What is expected:
Make an exact copy of the entries below with the pictures removed.

(Recorded data)
□ □ □

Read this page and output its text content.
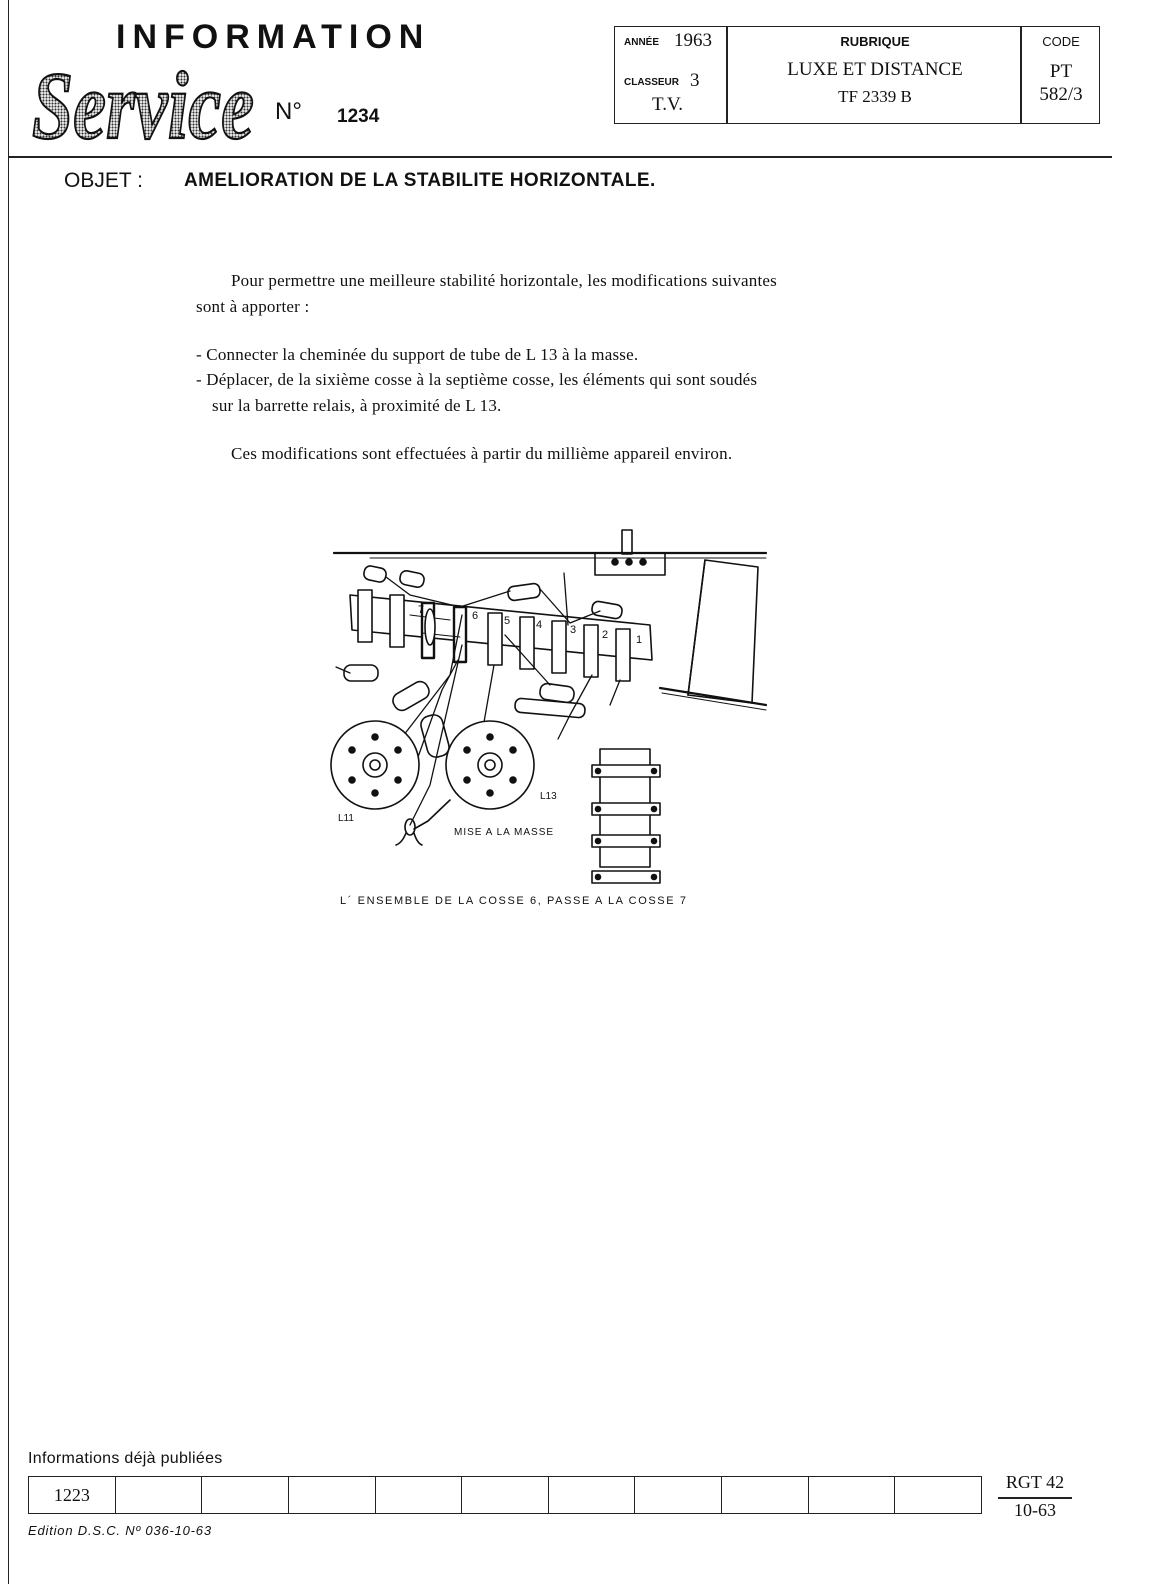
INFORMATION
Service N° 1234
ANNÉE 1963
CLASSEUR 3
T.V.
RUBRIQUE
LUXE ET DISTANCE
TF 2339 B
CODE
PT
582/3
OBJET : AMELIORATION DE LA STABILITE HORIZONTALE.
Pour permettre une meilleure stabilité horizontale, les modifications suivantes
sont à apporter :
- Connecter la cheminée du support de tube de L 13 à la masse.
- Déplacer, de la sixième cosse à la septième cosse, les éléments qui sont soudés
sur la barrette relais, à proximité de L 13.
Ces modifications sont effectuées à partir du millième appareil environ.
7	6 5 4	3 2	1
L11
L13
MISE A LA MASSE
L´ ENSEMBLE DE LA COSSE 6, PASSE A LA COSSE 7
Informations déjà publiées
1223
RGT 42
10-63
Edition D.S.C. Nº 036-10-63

□ □ □

Final result:
Read this page and output its text content.
INFORMATION
Service N° 1234
ANNÉE 1963
CLASSEUR 3
T.V.
RUBRIQUE
LUXE ET DISTANCE
TF 2339 B
CODE
PT
582/3
OBJET : AMELIORATION DE LA STABILITE HORIZONTALE.
Pour permettre une meilleure stabilité horizontale, les modifications suivantes
sont à apporter :
- Connecter la cheminée du support de tube de L 13 à la masse.
- Déplacer, de la sixième cosse à la septième cosse, les éléments qui sont soudés
sur la barrette relais, à proximité de L 13.
Ces modifications sont effectuées à partir du millième appareil environ.
7	6 5 4	3 2	1
L11
L13
MISE A LA MASSE
L´ ENSEMBLE DE LA COSSE 6, PASSE A LA COSSE 7
Informations déjà publiées
1223
RGT 42
10-63
Edition D.S.C. Nº 036-10-63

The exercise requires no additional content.